■ GIVEN EXERCISE:
Any pictures in the records below should be skipped; write out everything else exactly.

Collected data:
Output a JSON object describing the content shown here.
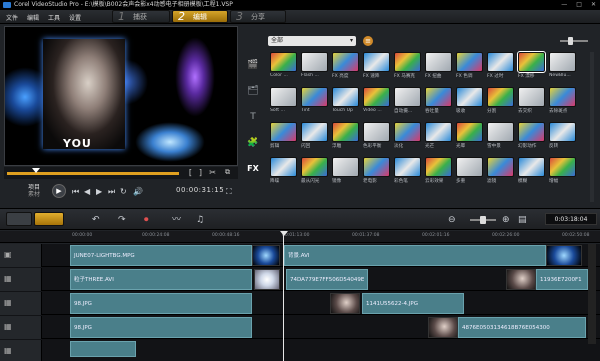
{
  "app": {
    "title": "Corel VideoStudio Pro - E:\\模板\\B002会声会影x4动感电子相册模板\\工程1.VSP"
  },
  "window_buttons": [
    "—",
    "□",
    "✕"
  ],
  "menu": [
    "文件",
    "编辑",
    "工具",
    "设置"
  ],
  "steps": [
    {
      "num": "1",
      "label": "捕获"
    },
    {
      "num": "2",
      "label": "编辑"
    },
    {
      "num": "3",
      "label": "分享"
    }
  ],
  "preview": {
    "overlay_text": "YOU"
  },
  "transport": {
    "project_label": "项目",
    "clip_label": "素材",
    "timecode": "00:00:31:15",
    "bracket_in": "[",
    "bracket_out": "]"
  },
  "library": {
    "category": "全部",
    "category_arrow": "▾",
    "side_tabs": [
      "🎬",
      "🗂",
      "T",
      "🧩",
      "FX"
    ],
    "items": [
      [
        "Color ...",
        "Flash ...",
        "FX 亮度",
        "FX 速降",
        "FX 马赛克",
        "FX 扭曲",
        "FX 色调",
        "FX 过时",
        "FX 漂移",
        "NewBlu..."
      ],
      [
        "Soft ...",
        "Tint",
        "Touch Up",
        "Video ...",
        "自动摄...",
        "吞吐量",
        "吸收",
        "分割",
        "去交织",
        "去除斑点"
      ],
      [
        "剪辑",
        "闪回",
        "浮雕",
        "色彩平衡",
        "淡化",
        "光芒",
        "光晕",
        "雪中景",
        "幻影动作",
        "反转"
      ],
      [
        "降噪",
        "最从闪光",
        "镜像",
        "老电影",
        "彩色笔",
        "云彩效果",
        "多重",
        "滤镜",
        "模糊",
        "增幅"
      ]
    ],
    "selected": "FX 漂移"
  },
  "timeline": {
    "timecode": "0:03:18:04",
    "ruler_ticks": [
      "00:00:00",
      "00:00:24:08",
      "00:00:48:16",
      "00:01:13:00",
      "00:01:37:08",
      "00:02:01:16",
      "00:02:26:00",
      "00:02:50:08"
    ],
    "tracks": [
      {
        "clips": [
          {
            "label": "JUNE07-LIGHTBG.MPG",
            "kind": "video"
          },
          {
            "label": "背景.AVI",
            "kind": "video"
          }
        ]
      },
      {
        "clips": [
          {
            "label": "粒子THREE.AVI",
            "kind": "video"
          },
          {
            "label": "74DA779E7FF506D54049E",
            "kind": "img"
          },
          {
            "label": "11936E7200F1",
            "kind": "img"
          }
        ]
      },
      {
        "clips": [
          {
            "label": "98.JPG",
            "kind": "video"
          },
          {
            "label": "1141U55622-4.JPG",
            "kind": "img"
          }
        ]
      },
      {
        "clips": [
          {
            "label": "98.JPG",
            "kind": "video"
          },
          {
            "label": "4876E0503134618B76E054300",
            "kind": "img"
          }
        ]
      }
    ]
  },
  "colors": {
    "accent": "#d9a22a",
    "clip": "#4a7f8a",
    "background": "#202327"
  }
}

■ ANSWER FOR THE TASK:
Output a JSON object describing the content shown here.
{
  "app": {
    "title": "Corel VideoStudio Pro - E:\\模板\\B002会声会影x4动感电子相册模板\\工程1.VSP"
  },
  "window_buttons": [
    "—",
    "□",
    "✕"
  ],
  "menu": [
    "文件",
    "编辑",
    "工具",
    "设置"
  ],
  "steps": [
    {
      "num": "1",
      "label": "捕获"
    },
    {
      "num": "2",
      "label": "编辑"
    },
    {
      "num": "3",
      "label": "分享"
    }
  ],
  "preview": {
    "overlay_text": "YOU"
  },
  "transport": {
    "project_label": "项目",
    "clip_label": "素材",
    "timecode": "00:00:31:15",
    "bracket_in": "[",
    "bracket_out": "]"
  },
  "library": {
    "category": "全部",
    "category_arrow": "▾",
    "side_tabs": [
      "🎬",
      "🗂",
      "T",
      "🧩",
      "FX"
    ],
    "items": [
      [
        "Color ...",
        "Flash ...",
        "FX 亮度",
        "FX 速降",
        "FX 马赛克",
        "FX 扭曲",
        "FX 色调",
        "FX 过时",
        "FX 漂移",
        "NewBlu..."
      ],
      [
        "Soft ...",
        "Tint",
        "Touch Up",
        "Video ...",
        "自动摄...",
        "吞吐量",
        "吸收",
        "分割",
        "去交织",
        "去除斑点"
      ],
      [
        "剪辑",
        "闪回",
        "浮雕",
        "色彩平衡",
        "淡化",
        "光芒",
        "光晕",
        "雪中景",
        "幻影动作",
        "反转"
      ],
      [
        "降噪",
        "最从闪光",
        "镜像",
        "老电影",
        "彩色笔",
        "云彩效果",
        "多重",
        "滤镜",
        "模糊",
        "增幅"
      ]
    ],
    "selected": "FX 漂移"
  },
  "timeline": {
    "timecode": "0:03:18:04",
    "ruler_ticks": [
      "00:00:00",
      "00:00:24:08",
      "00:00:48:16",
      "00:01:13:00",
      "00:01:37:08",
      "00:02:01:16",
      "00:02:26:00",
      "00:02:50:08"
    ],
    "tracks": [
      {
        "clips": [
          {
            "label": "JUNE07-LIGHTBG.MPG",
            "kind": "video"
          },
          {
            "label": "背景.AVI",
            "kind": "video"
          }
        ]
      },
      {
        "clips": [
          {
            "label": "粒子THREE.AVI",
            "kind": "video"
          },
          {
            "label": "74DA779E7FF506D54049E",
            "kind": "img"
          },
          {
            "label": "11936E7200F1",
            "kind": "img"
          }
        ]
      },
      {
        "clips": [
          {
            "label": "98.JPG",
            "kind": "video"
          },
          {
            "label": "1141U55622-4.JPG",
            "kind": "img"
          }
        ]
      },
      {
        "clips": [
          {
            "label": "98.JPG",
            "kind": "video"
          },
          {
            "label": "4876E0503134618B76E054300",
            "kind": "img"
          }
        ]
      }
    ]
  },
  "colors": {
    "accent": "#d9a22a",
    "clip": "#4a7f8a",
    "background": "#202327"
  }
}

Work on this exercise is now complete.